* CHALLENGE *
Return the listing word for word, as given.

* Dataset listings of figures *
- - - - - - -
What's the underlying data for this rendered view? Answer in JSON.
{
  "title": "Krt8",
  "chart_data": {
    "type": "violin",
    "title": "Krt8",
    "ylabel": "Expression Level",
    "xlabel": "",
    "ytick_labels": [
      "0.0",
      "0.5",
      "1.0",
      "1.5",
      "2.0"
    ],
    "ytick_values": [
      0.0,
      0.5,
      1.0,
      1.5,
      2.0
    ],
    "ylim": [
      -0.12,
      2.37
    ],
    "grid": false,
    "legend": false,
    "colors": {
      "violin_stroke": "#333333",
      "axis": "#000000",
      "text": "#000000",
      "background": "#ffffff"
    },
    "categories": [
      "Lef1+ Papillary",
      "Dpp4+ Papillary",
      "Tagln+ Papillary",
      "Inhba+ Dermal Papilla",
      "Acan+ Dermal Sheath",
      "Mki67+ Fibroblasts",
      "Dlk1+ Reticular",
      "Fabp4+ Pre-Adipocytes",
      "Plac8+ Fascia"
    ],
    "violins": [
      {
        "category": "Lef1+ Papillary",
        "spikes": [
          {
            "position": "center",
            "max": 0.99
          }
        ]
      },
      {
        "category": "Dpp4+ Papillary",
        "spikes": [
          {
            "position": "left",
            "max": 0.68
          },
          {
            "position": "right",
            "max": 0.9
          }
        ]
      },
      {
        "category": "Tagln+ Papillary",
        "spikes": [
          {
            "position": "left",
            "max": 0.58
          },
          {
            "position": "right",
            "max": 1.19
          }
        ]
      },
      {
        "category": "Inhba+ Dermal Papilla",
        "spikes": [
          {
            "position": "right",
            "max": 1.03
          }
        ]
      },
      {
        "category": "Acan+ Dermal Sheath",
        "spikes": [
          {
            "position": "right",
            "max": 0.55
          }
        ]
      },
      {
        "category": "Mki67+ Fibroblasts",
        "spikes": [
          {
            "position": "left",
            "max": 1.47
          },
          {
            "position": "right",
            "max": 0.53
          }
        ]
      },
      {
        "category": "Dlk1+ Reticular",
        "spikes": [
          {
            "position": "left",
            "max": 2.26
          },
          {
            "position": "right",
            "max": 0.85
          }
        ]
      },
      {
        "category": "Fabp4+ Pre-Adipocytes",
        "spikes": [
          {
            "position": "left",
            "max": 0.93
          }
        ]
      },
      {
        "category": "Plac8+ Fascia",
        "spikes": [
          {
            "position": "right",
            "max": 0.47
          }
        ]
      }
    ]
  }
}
- - - - - - -
* TASK ANSWER *
What's the underlying data for this rendered view? Answer in JSON.
{
  "title": "Krt8",
  "chart_data": {
    "type": "violin",
    "title": "Krt8",
    "ylabel": "Expression Level",
    "xlabel": "",
    "ytick_labels": [
      "0.0",
      "0.5",
      "1.0",
      "1.5",
      "2.0"
    ],
    "ytick_values": [
      0.0,
      0.5,
      1.0,
      1.5,
      2.0
    ],
    "ylim": [
      -0.12,
      2.37
    ],
    "grid": false,
    "legend": false,
    "colors": {
      "violin_stroke": "#333333",
      "axis": "#000000",
      "text": "#000000",
      "background": "#ffffff"
    },
    "categories": [
      "Lef1+ Papillary",
      "Dpp4+ Papillary",
      "Tagln+ Papillary",
      "Inhba+ Dermal Papilla",
      "Acan+ Dermal Sheath",
      "Mki67+ Fibroblasts",
      "Dlk1+ Reticular",
      "Fabp4+ Pre-Adipocytes",
      "Plac8+ Fascia"
    ],
    "violins": [
      {
        "category": "Lef1+ Papillary",
        "spikes": [
          {
            "position": "center",
            "max": 0.99
          }
        ]
      },
      {
        "category": "Dpp4+ Papillary",
        "spikes": [
          {
            "position": "left",
            "max": 0.68
          },
          {
            "position": "right",
            "max": 0.9
          }
        ]
      },
      {
        "category": "Tagln+ Papillary",
        "spikes": [
          {
            "position": "left",
            "max": 0.58
          },
          {
            "position": "right",
            "max": 1.19
          }
        ]
      },
      {
        "category": "Inhba+ Dermal Papilla",
        "spikes": [
          {
            "position": "right",
            "max": 1.03
          }
        ]
      },
      {
        "category": "Acan+ Dermal Sheath",
        "spikes": [
          {
            "position": "right",
            "max": 0.55
          }
        ]
      },
      {
        "category": "Mki67+ Fibroblasts",
        "spikes": [
          {
            "position": "left",
            "max": 1.47
          },
          {
            "position": "right",
            "max": 0.53
          }
        ]
      },
      {
        "category": "Dlk1+ Reticular",
        "spikes": [
          {
            "position": "left",
            "max": 2.26
          },
          {
            "position": "right",
            "max": 0.85
          }
        ]
      },
      {
        "category": "Fabp4+ Pre-Adipocytes",
        "spikes": [
          {
            "position": "left",
            "max": 0.93
          }
        ]
      },
      {
        "category": "Plac8+ Fascia",
        "spikes": [
          {
            "position": "right",
            "max": 0.47
          }
        ]
      }
    ]
  }
}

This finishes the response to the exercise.